(ITEMS):
________________________
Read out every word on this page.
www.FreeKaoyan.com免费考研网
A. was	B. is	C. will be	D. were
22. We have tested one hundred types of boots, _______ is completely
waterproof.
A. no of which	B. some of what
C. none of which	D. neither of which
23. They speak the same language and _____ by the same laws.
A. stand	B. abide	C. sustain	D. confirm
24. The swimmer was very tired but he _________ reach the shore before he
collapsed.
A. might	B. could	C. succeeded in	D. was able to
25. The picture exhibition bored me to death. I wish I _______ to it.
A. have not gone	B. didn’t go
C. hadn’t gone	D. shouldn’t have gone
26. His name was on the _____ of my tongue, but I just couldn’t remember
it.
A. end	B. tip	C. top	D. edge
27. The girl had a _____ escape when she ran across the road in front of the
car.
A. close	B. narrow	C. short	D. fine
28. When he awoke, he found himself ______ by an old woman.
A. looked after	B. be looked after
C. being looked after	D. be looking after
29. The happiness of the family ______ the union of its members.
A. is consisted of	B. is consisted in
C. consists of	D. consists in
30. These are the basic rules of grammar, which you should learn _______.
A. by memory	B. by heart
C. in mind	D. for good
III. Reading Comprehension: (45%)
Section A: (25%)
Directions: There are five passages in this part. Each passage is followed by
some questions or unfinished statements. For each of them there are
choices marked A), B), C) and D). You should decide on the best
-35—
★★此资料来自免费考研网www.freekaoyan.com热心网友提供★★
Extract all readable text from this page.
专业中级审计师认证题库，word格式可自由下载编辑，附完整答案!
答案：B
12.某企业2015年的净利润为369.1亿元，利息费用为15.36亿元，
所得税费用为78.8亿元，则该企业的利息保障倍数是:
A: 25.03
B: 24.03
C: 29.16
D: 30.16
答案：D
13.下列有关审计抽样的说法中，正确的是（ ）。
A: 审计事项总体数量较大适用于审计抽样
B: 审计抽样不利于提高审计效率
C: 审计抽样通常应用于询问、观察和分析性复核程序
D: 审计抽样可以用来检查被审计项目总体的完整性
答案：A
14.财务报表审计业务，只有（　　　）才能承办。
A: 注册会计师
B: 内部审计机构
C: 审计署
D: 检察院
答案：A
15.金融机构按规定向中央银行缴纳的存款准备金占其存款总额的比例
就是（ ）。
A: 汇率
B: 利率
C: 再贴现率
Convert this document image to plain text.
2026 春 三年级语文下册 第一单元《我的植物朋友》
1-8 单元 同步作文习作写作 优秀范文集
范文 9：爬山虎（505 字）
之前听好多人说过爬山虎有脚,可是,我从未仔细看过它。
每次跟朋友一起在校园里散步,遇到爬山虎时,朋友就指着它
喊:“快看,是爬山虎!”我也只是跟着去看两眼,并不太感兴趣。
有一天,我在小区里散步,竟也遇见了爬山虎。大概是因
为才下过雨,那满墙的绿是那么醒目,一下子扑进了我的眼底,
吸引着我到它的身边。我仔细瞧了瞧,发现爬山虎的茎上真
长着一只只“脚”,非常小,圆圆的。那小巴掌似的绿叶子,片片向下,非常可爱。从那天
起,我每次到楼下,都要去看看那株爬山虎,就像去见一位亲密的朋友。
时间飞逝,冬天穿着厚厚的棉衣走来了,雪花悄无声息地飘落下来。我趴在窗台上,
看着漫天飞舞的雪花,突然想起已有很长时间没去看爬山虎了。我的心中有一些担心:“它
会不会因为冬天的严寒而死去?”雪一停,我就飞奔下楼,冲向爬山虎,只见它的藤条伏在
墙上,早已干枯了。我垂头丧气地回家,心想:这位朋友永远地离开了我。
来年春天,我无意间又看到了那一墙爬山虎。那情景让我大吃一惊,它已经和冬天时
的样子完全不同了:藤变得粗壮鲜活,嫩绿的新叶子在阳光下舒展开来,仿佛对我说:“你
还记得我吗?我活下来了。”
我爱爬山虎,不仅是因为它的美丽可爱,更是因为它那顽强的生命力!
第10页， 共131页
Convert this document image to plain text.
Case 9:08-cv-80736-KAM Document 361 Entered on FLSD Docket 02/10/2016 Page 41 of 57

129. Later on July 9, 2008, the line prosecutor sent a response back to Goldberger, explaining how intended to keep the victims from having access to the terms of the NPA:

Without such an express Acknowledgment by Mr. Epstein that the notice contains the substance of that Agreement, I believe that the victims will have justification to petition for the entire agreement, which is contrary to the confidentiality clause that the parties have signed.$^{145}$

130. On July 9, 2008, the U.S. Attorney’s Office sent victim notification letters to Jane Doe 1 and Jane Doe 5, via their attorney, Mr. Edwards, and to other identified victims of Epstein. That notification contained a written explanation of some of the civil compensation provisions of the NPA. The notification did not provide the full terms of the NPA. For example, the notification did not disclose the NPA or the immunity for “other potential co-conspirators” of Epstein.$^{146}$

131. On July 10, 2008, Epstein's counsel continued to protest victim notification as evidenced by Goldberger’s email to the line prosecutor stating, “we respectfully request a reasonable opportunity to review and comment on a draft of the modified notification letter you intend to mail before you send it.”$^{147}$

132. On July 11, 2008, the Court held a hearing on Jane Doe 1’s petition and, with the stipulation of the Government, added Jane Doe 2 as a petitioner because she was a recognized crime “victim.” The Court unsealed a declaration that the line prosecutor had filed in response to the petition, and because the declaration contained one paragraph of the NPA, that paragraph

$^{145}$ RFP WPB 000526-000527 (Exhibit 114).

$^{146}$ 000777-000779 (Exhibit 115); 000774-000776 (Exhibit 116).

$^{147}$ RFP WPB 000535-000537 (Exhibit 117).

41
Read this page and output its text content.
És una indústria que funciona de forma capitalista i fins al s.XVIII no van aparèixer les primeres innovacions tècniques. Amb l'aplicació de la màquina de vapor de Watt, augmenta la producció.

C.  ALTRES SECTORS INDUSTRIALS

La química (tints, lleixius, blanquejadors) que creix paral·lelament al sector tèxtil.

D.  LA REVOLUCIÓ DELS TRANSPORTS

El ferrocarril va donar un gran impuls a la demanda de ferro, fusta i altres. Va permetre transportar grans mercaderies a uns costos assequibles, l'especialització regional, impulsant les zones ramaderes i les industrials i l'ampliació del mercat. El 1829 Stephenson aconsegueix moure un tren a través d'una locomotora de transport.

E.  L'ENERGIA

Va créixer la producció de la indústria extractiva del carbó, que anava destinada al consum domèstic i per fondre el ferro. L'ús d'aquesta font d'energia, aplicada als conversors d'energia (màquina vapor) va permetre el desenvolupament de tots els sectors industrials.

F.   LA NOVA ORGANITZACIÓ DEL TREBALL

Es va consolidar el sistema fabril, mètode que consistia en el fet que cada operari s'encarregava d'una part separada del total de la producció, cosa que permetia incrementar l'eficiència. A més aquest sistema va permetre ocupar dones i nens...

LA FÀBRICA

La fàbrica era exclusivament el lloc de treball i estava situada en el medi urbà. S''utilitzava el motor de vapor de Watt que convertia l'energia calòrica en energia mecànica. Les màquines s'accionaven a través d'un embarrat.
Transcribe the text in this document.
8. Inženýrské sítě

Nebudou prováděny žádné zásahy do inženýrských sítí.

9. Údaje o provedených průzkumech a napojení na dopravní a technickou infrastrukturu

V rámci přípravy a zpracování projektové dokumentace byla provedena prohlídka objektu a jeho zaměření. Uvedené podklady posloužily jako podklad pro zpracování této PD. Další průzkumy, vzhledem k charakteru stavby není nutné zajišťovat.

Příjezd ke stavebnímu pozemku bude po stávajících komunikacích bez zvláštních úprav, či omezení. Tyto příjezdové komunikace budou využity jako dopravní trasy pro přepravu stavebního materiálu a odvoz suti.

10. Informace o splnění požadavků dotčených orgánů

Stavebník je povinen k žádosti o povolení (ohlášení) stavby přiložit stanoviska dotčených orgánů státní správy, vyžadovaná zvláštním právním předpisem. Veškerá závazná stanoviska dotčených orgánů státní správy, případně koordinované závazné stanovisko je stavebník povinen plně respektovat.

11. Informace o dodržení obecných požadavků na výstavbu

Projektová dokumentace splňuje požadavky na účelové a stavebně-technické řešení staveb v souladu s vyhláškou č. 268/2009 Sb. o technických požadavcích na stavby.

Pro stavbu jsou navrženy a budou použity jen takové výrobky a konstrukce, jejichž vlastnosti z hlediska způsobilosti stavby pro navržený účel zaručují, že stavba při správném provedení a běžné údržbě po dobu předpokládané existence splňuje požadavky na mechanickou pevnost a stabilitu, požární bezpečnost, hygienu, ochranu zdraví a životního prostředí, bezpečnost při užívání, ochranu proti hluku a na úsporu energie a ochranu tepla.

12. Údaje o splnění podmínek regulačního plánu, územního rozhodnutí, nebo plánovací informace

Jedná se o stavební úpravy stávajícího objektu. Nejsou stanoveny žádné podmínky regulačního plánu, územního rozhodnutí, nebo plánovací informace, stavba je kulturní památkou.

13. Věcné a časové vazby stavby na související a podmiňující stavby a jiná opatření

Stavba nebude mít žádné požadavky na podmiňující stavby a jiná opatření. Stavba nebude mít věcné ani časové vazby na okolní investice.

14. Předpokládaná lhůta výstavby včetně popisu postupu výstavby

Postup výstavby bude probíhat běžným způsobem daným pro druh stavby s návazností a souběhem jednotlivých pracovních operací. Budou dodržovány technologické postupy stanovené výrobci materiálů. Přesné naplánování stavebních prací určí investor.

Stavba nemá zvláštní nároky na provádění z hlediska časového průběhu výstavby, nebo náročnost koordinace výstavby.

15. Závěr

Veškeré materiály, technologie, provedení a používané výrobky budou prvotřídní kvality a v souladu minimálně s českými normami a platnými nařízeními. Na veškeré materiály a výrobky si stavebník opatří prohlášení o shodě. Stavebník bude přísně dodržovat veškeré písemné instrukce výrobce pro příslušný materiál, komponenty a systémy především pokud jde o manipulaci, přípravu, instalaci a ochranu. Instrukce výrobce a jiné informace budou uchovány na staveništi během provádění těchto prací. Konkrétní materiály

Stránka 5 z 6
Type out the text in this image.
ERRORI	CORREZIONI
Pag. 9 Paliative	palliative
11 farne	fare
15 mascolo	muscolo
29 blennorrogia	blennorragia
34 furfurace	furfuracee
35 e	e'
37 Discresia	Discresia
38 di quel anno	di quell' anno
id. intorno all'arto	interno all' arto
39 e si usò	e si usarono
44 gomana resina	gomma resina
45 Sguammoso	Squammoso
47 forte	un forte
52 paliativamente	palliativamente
________________________
(YOUR INSTRUCTIONS): Wherever "výstavby" shows up in a line, copy that line.

(ANSWER TO THE TASK):
14. Předpokládaná lhůta výstavby včetně popisu postupu výstavby
Postup výstavby bude probíhat běžným způsobem daným pro druh stavby s návazností a souběhem jednotlivých pracovních operací. Budou dodržovány technologické postupy stanovené výrobci materiálů. Přesné naplánování stavebních prací určí investor.
Stavba nemá zvláštní nároky na provádění z hlediska časového průběhu výstavby, nebo náročnost koordinace výstavby.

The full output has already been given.